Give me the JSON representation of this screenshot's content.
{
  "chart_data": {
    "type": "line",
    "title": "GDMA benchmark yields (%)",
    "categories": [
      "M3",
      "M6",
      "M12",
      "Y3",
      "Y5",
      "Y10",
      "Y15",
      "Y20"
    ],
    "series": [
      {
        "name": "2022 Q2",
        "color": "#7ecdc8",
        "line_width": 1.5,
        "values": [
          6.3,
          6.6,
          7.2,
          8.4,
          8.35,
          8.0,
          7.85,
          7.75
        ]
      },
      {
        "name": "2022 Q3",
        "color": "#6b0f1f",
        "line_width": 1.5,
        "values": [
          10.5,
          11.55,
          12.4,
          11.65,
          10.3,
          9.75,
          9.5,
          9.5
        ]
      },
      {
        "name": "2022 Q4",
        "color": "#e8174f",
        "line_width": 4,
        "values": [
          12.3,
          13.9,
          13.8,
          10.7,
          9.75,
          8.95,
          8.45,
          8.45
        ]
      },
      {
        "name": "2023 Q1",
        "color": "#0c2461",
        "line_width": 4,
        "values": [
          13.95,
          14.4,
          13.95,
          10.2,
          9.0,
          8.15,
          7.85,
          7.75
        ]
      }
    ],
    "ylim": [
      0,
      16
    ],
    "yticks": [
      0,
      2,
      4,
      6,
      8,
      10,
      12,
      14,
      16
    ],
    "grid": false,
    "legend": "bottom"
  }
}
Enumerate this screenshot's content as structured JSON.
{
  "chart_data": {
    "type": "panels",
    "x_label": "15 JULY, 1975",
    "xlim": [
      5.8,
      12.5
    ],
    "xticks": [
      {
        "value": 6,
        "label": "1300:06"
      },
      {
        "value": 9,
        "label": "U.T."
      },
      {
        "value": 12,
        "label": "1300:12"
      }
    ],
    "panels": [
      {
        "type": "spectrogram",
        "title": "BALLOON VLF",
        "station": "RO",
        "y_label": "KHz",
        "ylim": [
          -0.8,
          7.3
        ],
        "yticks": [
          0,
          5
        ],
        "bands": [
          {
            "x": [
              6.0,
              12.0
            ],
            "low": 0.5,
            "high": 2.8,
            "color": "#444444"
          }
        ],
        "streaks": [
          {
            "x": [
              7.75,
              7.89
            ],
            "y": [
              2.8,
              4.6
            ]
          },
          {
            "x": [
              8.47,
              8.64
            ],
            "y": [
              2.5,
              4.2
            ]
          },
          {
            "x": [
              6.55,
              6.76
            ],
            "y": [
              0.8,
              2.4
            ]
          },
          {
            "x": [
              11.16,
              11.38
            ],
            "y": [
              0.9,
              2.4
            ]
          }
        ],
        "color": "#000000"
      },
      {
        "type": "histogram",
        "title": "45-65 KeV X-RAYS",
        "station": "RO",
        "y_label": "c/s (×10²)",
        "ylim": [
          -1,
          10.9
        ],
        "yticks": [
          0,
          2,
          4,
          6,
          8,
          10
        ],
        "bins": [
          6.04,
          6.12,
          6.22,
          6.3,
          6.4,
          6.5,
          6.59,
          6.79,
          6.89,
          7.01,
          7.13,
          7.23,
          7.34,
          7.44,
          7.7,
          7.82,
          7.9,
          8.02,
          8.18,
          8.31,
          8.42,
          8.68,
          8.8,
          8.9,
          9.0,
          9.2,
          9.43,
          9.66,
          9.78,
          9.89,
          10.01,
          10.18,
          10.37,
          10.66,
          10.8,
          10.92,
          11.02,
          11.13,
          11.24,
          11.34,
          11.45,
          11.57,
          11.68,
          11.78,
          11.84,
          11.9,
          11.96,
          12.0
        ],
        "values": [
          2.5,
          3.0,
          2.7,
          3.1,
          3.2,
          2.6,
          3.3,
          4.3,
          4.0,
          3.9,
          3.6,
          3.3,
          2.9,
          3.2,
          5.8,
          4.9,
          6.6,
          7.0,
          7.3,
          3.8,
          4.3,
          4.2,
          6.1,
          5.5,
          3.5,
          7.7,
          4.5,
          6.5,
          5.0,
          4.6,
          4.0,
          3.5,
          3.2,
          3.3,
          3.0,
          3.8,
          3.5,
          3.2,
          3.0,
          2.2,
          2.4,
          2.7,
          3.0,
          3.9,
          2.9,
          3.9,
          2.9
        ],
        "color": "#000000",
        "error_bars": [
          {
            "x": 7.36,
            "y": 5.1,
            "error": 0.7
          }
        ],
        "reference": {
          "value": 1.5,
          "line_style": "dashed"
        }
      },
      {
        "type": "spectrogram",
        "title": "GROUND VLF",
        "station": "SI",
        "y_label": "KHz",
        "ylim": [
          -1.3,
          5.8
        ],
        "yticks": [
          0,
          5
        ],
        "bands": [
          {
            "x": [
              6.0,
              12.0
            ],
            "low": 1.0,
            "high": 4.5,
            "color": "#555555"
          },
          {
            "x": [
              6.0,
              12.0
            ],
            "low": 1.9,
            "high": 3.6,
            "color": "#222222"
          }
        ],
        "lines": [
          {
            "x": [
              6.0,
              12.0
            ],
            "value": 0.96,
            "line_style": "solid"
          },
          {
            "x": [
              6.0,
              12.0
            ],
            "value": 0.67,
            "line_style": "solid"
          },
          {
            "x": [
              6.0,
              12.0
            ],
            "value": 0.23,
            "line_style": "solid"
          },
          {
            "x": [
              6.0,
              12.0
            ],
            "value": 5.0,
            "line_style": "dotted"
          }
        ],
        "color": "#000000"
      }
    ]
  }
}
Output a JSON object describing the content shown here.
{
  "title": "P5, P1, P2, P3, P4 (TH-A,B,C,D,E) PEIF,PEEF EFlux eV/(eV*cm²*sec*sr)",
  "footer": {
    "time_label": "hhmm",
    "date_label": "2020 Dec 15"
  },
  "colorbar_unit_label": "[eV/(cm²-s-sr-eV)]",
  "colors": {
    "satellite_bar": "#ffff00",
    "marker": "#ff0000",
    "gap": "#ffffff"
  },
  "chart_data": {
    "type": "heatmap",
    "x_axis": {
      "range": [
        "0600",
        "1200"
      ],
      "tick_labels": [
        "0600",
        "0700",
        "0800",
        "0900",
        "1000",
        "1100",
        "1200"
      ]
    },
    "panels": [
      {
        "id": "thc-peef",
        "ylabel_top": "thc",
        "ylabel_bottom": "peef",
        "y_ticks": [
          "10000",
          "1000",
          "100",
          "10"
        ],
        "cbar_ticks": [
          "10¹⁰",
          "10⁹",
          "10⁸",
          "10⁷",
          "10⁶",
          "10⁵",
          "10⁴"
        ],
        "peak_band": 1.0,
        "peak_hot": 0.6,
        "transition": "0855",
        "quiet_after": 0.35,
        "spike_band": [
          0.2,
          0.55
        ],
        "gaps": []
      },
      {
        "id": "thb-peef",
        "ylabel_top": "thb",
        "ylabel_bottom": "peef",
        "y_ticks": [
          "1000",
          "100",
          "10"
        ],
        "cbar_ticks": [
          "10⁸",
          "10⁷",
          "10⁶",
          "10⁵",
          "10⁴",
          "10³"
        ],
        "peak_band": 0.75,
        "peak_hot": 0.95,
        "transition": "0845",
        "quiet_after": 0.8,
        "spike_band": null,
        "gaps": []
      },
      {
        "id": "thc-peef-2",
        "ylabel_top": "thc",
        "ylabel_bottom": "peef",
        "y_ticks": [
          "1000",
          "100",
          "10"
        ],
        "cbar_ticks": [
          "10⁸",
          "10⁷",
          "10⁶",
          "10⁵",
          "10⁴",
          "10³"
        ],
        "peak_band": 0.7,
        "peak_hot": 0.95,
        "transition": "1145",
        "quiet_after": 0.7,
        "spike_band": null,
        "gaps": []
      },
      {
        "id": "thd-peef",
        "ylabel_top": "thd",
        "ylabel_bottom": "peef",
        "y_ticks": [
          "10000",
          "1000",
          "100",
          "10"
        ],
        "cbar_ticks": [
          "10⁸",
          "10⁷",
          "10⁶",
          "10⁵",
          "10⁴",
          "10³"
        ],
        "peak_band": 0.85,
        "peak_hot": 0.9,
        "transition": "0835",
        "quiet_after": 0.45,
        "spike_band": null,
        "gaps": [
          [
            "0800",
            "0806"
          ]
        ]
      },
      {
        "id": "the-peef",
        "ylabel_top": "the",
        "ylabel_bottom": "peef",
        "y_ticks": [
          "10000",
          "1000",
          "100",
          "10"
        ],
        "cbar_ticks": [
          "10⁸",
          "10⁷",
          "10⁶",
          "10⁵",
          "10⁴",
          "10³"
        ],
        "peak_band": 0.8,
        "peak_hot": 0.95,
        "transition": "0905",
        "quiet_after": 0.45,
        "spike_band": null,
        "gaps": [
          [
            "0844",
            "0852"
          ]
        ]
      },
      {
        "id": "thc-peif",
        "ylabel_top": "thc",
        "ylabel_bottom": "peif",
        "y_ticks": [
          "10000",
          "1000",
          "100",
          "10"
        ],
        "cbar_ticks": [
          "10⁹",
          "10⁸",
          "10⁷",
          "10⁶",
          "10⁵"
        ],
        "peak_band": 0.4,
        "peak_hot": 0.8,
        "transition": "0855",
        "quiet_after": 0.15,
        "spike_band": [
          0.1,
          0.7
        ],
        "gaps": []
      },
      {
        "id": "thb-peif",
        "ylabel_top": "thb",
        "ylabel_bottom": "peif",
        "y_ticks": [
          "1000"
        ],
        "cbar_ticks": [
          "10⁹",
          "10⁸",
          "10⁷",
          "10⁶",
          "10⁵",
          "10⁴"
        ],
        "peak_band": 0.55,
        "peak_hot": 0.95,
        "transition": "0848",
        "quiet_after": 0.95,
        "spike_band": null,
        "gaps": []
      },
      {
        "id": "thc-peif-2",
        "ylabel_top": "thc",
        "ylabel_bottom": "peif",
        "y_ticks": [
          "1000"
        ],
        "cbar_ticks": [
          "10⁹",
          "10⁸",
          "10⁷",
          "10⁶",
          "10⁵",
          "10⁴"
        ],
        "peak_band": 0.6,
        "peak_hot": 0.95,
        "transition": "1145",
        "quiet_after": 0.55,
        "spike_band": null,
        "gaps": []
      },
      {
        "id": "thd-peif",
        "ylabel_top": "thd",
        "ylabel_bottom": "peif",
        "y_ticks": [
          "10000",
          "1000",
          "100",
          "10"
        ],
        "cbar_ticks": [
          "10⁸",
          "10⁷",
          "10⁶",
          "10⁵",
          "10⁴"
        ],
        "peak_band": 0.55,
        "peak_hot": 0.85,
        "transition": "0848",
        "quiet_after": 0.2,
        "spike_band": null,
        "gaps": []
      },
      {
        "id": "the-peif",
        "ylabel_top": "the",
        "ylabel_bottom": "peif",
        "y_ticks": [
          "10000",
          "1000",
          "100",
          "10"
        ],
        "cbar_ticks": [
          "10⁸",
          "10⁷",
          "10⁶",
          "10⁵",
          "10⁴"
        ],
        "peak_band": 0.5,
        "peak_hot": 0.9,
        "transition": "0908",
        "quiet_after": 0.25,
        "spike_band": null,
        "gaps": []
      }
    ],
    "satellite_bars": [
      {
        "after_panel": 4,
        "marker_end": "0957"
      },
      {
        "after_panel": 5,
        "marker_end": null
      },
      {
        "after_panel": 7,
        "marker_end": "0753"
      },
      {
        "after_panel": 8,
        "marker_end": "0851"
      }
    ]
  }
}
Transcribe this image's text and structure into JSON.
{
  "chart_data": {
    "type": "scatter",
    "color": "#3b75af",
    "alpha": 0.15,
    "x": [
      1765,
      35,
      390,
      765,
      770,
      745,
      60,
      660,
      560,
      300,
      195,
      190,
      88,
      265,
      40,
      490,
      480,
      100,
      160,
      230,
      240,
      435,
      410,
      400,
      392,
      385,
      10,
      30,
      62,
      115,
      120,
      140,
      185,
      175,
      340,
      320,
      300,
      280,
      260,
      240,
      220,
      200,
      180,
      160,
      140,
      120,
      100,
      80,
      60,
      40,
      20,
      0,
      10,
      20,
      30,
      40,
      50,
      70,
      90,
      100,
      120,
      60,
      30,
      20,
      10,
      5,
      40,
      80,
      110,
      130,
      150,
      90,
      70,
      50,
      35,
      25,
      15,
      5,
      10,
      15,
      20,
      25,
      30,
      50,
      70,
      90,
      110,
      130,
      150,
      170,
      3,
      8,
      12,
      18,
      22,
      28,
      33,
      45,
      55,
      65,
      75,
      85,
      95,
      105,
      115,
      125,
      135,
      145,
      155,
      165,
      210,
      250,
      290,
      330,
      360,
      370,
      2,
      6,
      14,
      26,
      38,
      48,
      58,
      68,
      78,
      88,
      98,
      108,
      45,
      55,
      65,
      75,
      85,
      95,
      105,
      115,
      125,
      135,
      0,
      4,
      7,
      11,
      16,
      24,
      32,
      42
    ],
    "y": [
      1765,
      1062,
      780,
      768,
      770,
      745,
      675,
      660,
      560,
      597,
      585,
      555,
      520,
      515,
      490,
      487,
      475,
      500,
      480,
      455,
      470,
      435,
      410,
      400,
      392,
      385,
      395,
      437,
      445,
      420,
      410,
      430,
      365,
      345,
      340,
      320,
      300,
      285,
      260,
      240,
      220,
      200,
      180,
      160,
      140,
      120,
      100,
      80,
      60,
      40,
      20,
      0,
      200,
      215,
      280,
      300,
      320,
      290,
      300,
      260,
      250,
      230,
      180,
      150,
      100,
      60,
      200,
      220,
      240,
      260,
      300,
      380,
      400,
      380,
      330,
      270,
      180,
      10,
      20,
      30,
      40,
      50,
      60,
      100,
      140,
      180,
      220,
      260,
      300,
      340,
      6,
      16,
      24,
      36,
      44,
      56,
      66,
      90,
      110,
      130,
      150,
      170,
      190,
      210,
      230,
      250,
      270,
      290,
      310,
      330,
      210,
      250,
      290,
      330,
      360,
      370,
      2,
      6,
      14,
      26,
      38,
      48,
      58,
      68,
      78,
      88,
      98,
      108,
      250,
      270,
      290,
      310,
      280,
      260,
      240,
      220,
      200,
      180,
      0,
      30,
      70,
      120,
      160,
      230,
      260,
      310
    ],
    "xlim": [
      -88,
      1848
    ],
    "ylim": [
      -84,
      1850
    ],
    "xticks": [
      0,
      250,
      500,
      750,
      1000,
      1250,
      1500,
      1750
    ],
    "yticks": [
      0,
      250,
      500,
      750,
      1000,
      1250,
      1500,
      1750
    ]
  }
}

_ _ _ _

What is needed. Filter for "JSON". Return all lines that hold it.

Task response.
Give me the JSON representation of this screenshot's content.
Enumerate this screenshot's content as structured JSON.
Output a JSON object describing the content shown here.
Transcribe this image's text and structure into JSON.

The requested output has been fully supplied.